Given request: Read the lines below and count those that have the word "Формат". Respond with the number only.

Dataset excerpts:
· · · · · · ·

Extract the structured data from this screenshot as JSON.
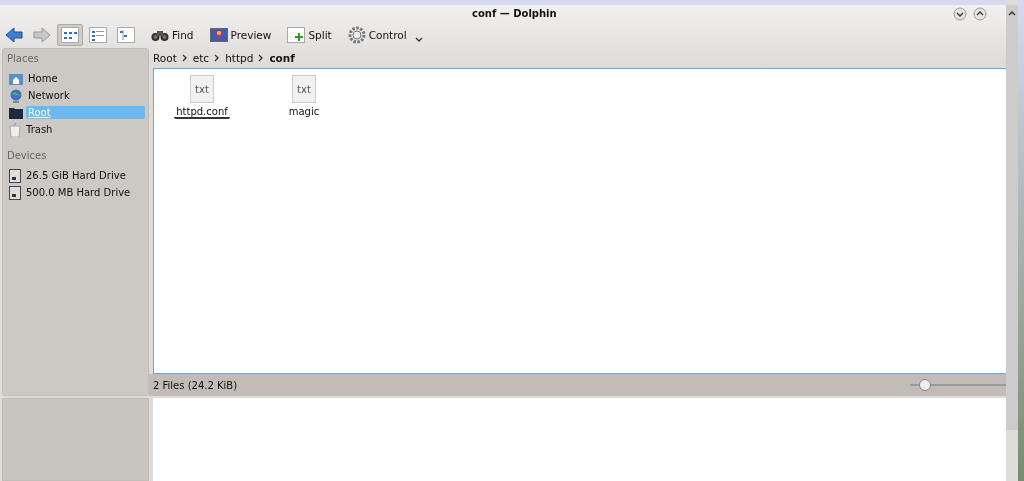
{
  "window": {
    "title": "conf — Dolphin"
  },
  "toolbar": [
    {
      "kind": "back"
    },
    {
      "kind": "forward"
    },
    {
      "kind": "icons-view",
      "selected": true
    },
    {
      "kind": "details-view",
      "selected": false
    },
    {
      "kind": "columns-view",
      "selected": false
    },
    {
      "kind": "find",
      "label": "Find"
    },
    {
      "kind": "preview",
      "label": "Preview"
    },
    {
      "kind": "split",
      "label": "Split"
    },
    {
      "kind": "control",
      "label": "Control"
    }
  ],
  "places": {
    "heading": "Places",
    "items": [
      {
        "kind": "home",
        "label": "Home",
        "selected": false
      },
      {
        "kind": "network",
        "label": "Network",
        "selected": false
      },
      {
        "kind": "folder",
        "label": "Root",
        "selected": true
      },
      {
        "kind": "trash",
        "label": "Trash",
        "selected": false
      }
    ]
  },
  "devices": {
    "heading": "Devices",
    "items": [
      {
        "label": "26.5 GiB Hard Drive"
      },
      {
        "label": "500.0 MB Hard Drive"
      }
    ]
  },
  "breadcrumb": [
    {
      "label": "Root",
      "current": false
    },
    {
      "label": "etc",
      "current": false
    },
    {
      "label": "httpd",
      "current": false
    },
    {
      "label": "conf",
      "current": true
    }
  ],
  "files": [
    {
      "name": "httpd.conf",
      "type_label": "txt",
      "hovered": true
    },
    {
      "name": "magic",
      "type_label": "txt",
      "hovered": false
    }
  ],
  "status_bar": {
    "text": "2 Files (24.2 KiB)",
    "zoom": {
      "level": 0.15
    }
  }
}
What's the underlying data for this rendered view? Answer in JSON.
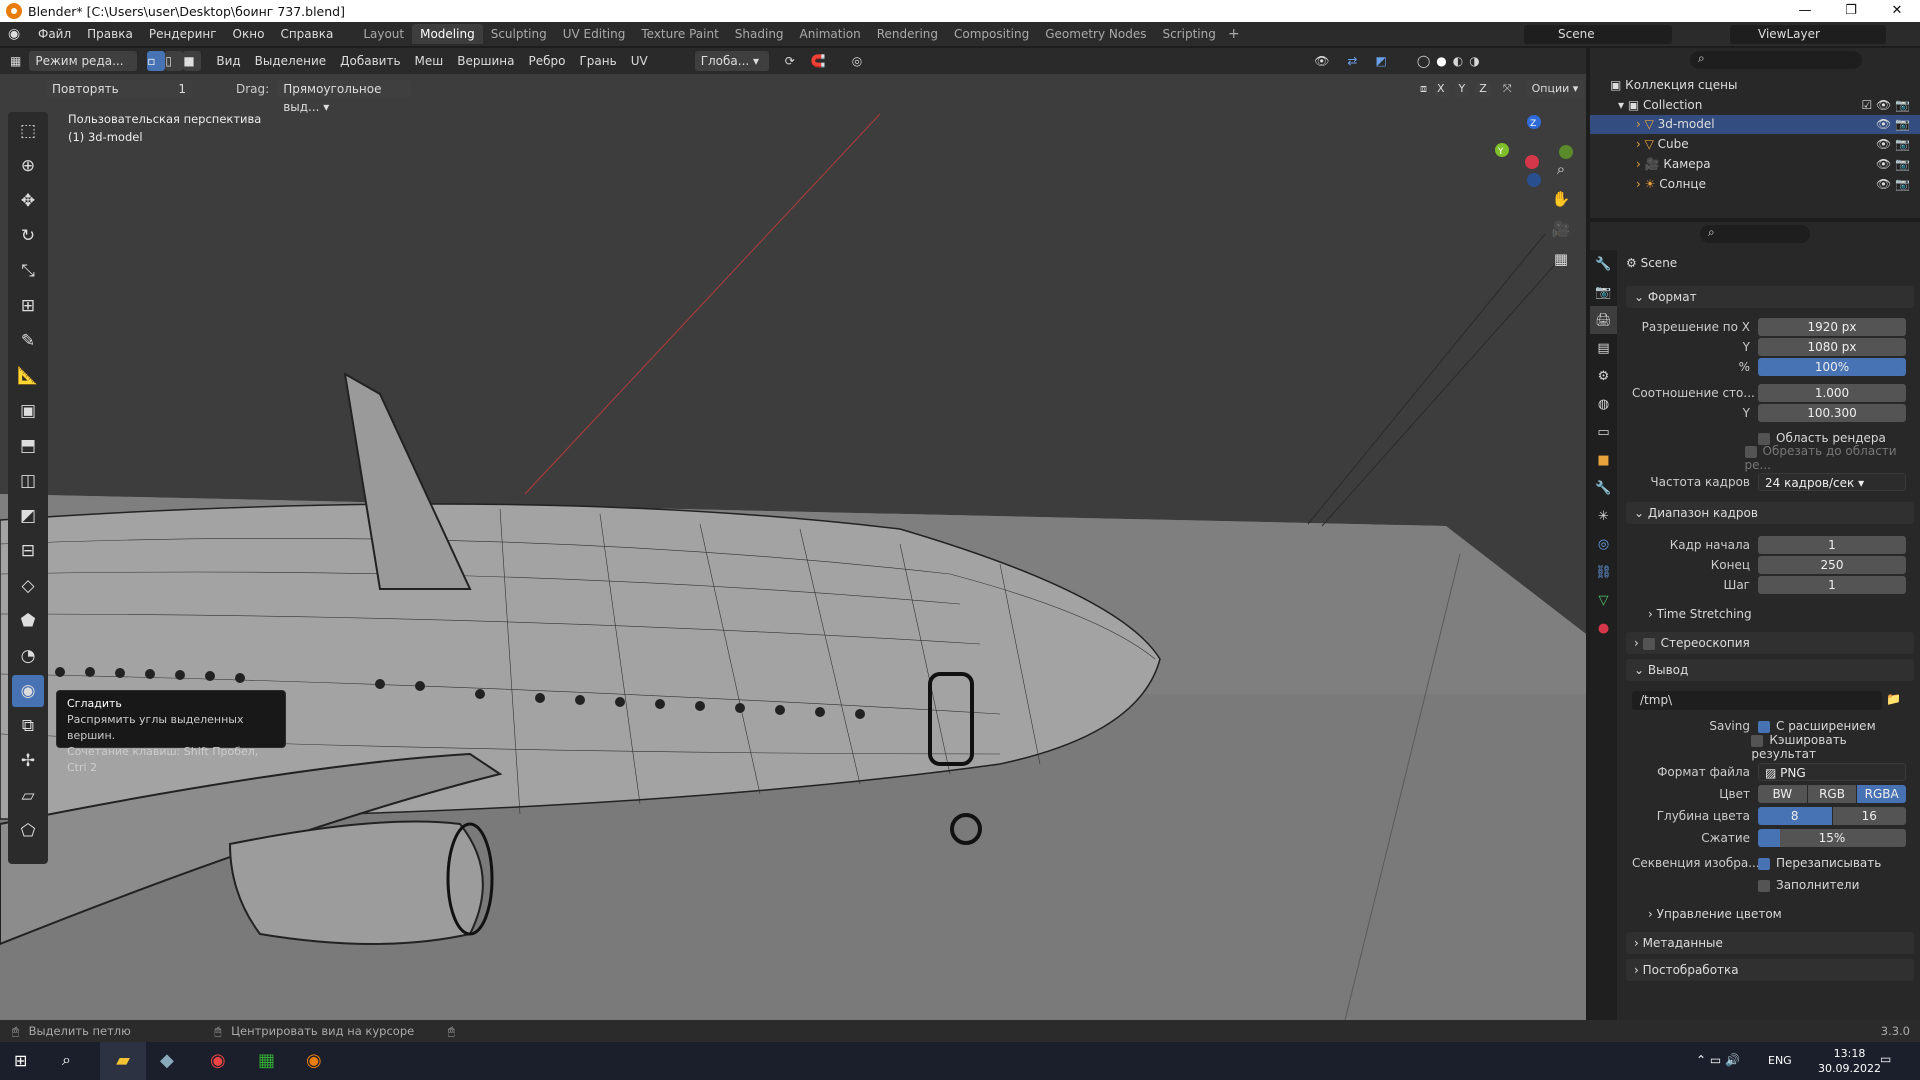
{
  "window": {
    "title": "Blender* [C:\\Users\\user\\Desktop\\боинг 737.blend]"
  },
  "menu": [
    "Файл",
    "Правка",
    "Рендеринг",
    "Окно",
    "Справка"
  ],
  "workspaces": [
    {
      "label": "Layout"
    },
    {
      "label": "Modeling",
      "active": true
    },
    {
      "label": "Sculpting"
    },
    {
      "label": "UV Editing"
    },
    {
      "label": "Texture Paint"
    },
    {
      "label": "Shading"
    },
    {
      "label": "Animation"
    },
    {
      "label": "Rendering"
    },
    {
      "label": "Compositing"
    },
    {
      "label": "Geometry Nodes"
    },
    {
      "label": "Scripting"
    }
  ],
  "scene": {
    "name": "Scene"
  },
  "viewlayer": {
    "name": "ViewLayer"
  },
  "viewport_header": {
    "mode": "Режим реда...",
    "menus": [
      "Вид",
      "Выделение",
      "Добавить",
      "Меш",
      "Вершина",
      "Ребро",
      "Грань",
      "UV"
    ],
    "orientation": "Глоба...",
    "options": "Опции",
    "axes": [
      "X",
      "Y",
      "Z"
    ]
  },
  "last_op": {
    "label": "Повторять",
    "value": "1",
    "drag_label": "Drag:",
    "drag_value": "Прямоугольное выд..."
  },
  "viewport": {
    "view_name": "Пользовательская перспектива",
    "object_name": "(1) 3d-model"
  },
  "tooltip": {
    "title": "Сгладить",
    "desc": "Распрямить углы выделенных вершин.",
    "shortcut": "Сочетание клавиш: Shift Пробел, Ctrl 2"
  },
  "outliner": {
    "root": "Коллекция сцены",
    "collection": "Collection",
    "items": [
      {
        "name": "3d-model",
        "selected": true
      },
      {
        "name": "Cube"
      },
      {
        "name": "Камера"
      },
      {
        "name": "Солнце"
      }
    ]
  },
  "properties": {
    "context": "Scene",
    "format": {
      "title": "Формат",
      "res_x_label": "Разрешение по X",
      "res_x": "1920 px",
      "res_y_label": "Y",
      "res_y": "1080 px",
      "pct_label": "%",
      "pct": "100%",
      "aspect_label": "Соотношение сто...",
      "aspect_x": "1.000",
      "aspect_y_label": "Y",
      "aspect_y": "100.300",
      "render_region": "Область рендера",
      "crop": "Обрезать до области ре...",
      "fps_label": "Частота кадров",
      "fps": "24 кадров/сек"
    },
    "frame_range": {
      "title": "Диапазон кадров",
      "start_label": "Кадр начала",
      "start": "1",
      "end_label": "Конец",
      "end": "250",
      "step_label": "Шаг",
      "step": "1",
      "time_stretching": "Time Stretching"
    },
    "stereo": "Стереоскопия",
    "output": {
      "title": "Вывод",
      "path": "/tmp\\",
      "saving_label": "Saving",
      "ext": "С расширением",
      "cache": "Кэшировать результат",
      "file_format_label": "Формат файла",
      "file_format": "PNG",
      "color_label": "Цвет",
      "color_opts": [
        "BW",
        "RGB",
        "RGBA"
      ],
      "depth_label": "Глубина цвета",
      "depth_opts": [
        "8",
        "16"
      ],
      "compress_label": "Сжатие",
      "compress": "15%",
      "seq_label": "Секвенция изобра...",
      "overwrite": "Перезаписывать",
      "placeholders": "Заполнители",
      "color_mgmt": "Управление цветом"
    },
    "metadata": "Метаданные",
    "postprocessing": "Постобработка"
  },
  "status": {
    "left": "Выделить петлю",
    "mid": "Центрировать вид на курсоре",
    "version": "3.3.0"
  },
  "taskbar": {
    "lang": "ENG",
    "time": "13:18",
    "date": "30.09.2022"
  }
}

· · · · · · ·

The result: 2